#### LISTED ENTRIES

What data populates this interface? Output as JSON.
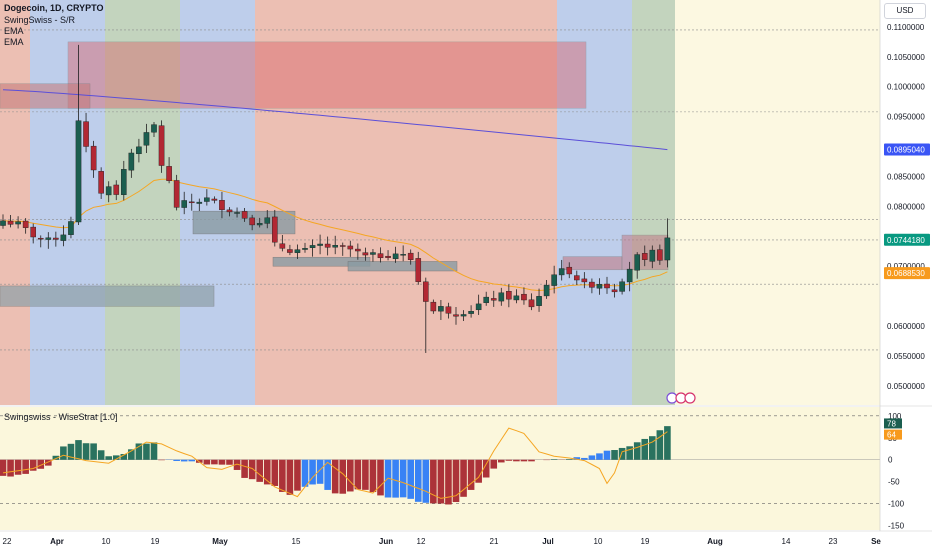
{
  "chart_data": {
    "type": "candlestick",
    "symbol_line": {
      "symbol": "Dogecoin, 1D, CRYPTO"
    },
    "indicator_labels": [
      "SwingSwiss - S/R",
      "EMA",
      "EMA"
    ],
    "currency_button": "USD",
    "x_axis": {
      "labels": [
        "22",
        "Apr",
        "10",
        "19",
        "May",
        "15",
        "Jun",
        "12",
        "21",
        "Jul",
        "10",
        "19",
        "Aug",
        "14",
        "23",
        "Se"
      ]
    },
    "price_axis": {
      "ylim": [
        0.0468,
        0.1145
      ],
      "ticks": [
        "0.1100000",
        "0.1050000",
        "0.1000000",
        "0.0950000",
        "0.0850000",
        "0.0800000",
        "0.0700000",
        "0.0600000",
        "0.0550000",
        "0.0500000"
      ],
      "tick_values": [
        0.11,
        0.105,
        0.1,
        0.095,
        0.085,
        0.08,
        0.07,
        0.06,
        0.055,
        0.05
      ],
      "badges": [
        {
          "label": "0.0895040",
          "value": 0.089504,
          "color": "#3a55f5"
        },
        {
          "label": "0.0744180",
          "value": 0.074418,
          "color": "#089981"
        },
        {
          "label": "0.0688530",
          "value": 0.068853,
          "color": "#f79a1d"
        }
      ]
    },
    "oscillator": {
      "title": "Swingswiss - WiseStrat [1.0]",
      "ylim": [
        -160,
        120
      ],
      "ticks": [
        "100",
        "50",
        "0",
        "-50",
        "-100",
        "-150"
      ],
      "tick_values": [
        100,
        50,
        0,
        -50,
        -100,
        -150
      ],
      "badges": [
        {
          "label": "78",
          "value": 78,
          "color": "#1b5e4f"
        },
        {
          "label": "64",
          "value": 64,
          "color": "#f79a1d"
        }
      ]
    },
    "colors": {
      "up": "#1b5e4f",
      "down": "#b22833",
      "osc_up": "#1f6a57",
      "osc_down": "#a8282f",
      "osc_blue": "#2d7bf5",
      "ema_fast": "#f5a623",
      "ema_slow": "#5b4fd8",
      "zone_red": "#e9b4a6",
      "zone_blue": "#b3c6e8",
      "zone_green": "#b8cdb3",
      "zone_future": "#fbf7dc"
    }
  }
}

########

_EXERCISE AIM:_
Would you return the data exactly as written, without the pictures?

_EXERCISE RESULT:_
What data populates this interface? Output as JSON.
{
  "chart_data": {
    "type": "candlestick",
    "symbol_line": {
      "symbol": "Dogecoin, 1D, CRYPTO"
    },
    "indicator_labels": [
      "SwingSwiss - S/R",
      "EMA",
      "EMA"
    ],
    "currency_button": "USD",
    "x_axis": {
      "labels": [
        "22",
        "Apr",
        "10",
        "19",
        "May",
        "15",
        "Jun",
        "12",
        "21",
        "Jul",
        "10",
        "19",
        "Aug",
        "14",
        "23",
        "Se"
      ]
    },
    "price_axis": {
      "ylim": [
        0.0468,
        0.1145
      ],
      "ticks": [
        "0.1100000",
        "0.1050000",
        "0.1000000",
        "0.0950000",
        "0.0850000",
        "0.0800000",
        "0.0700000",
        "0.0600000",
        "0.0550000",
        "0.0500000"
      ],
      "tick_values": [
        0.11,
        0.105,
        0.1,
        0.095,
        0.085,
        0.08,
        0.07,
        0.06,
        0.055,
        0.05
      ],
      "badges": [
        {
          "label": "0.0895040",
          "value": 0.089504,
          "color": "#3a55f5"
        },
        {
          "label": "0.0744180",
          "value": 0.074418,
          "color": "#089981"
        },
        {
          "label": "0.0688530",
          "value": 0.068853,
          "color": "#f79a1d"
        }
      ]
    },
    "oscillator": {
      "title": "Swingswiss - WiseStrat [1.0]",
      "ylim": [
        -160,
        120
      ],
      "ticks": [
        "100",
        "50",
        "0",
        "-50",
        "-100",
        "-150"
      ],
      "tick_values": [
        100,
        50,
        0,
        -50,
        -100,
        -150
      ],
      "badges": [
        {
          "label": "78",
          "value": 78,
          "color": "#1b5e4f"
        },
        {
          "label": "64",
          "value": 64,
          "color": "#f79a1d"
        }
      ]
    },
    "colors": {
      "up": "#1b5e4f",
      "down": "#b22833",
      "osc_up": "#1f6a57",
      "osc_down": "#a8282f",
      "osc_blue": "#2d7bf5",
      "ema_fast": "#f5a623",
      "ema_slow": "#5b4fd8",
      "zone_red": "#e9b4a6",
      "zone_blue": "#b3c6e8",
      "zone_green": "#b8cdb3",
      "zone_future": "#fbf7dc"
    }
  }
}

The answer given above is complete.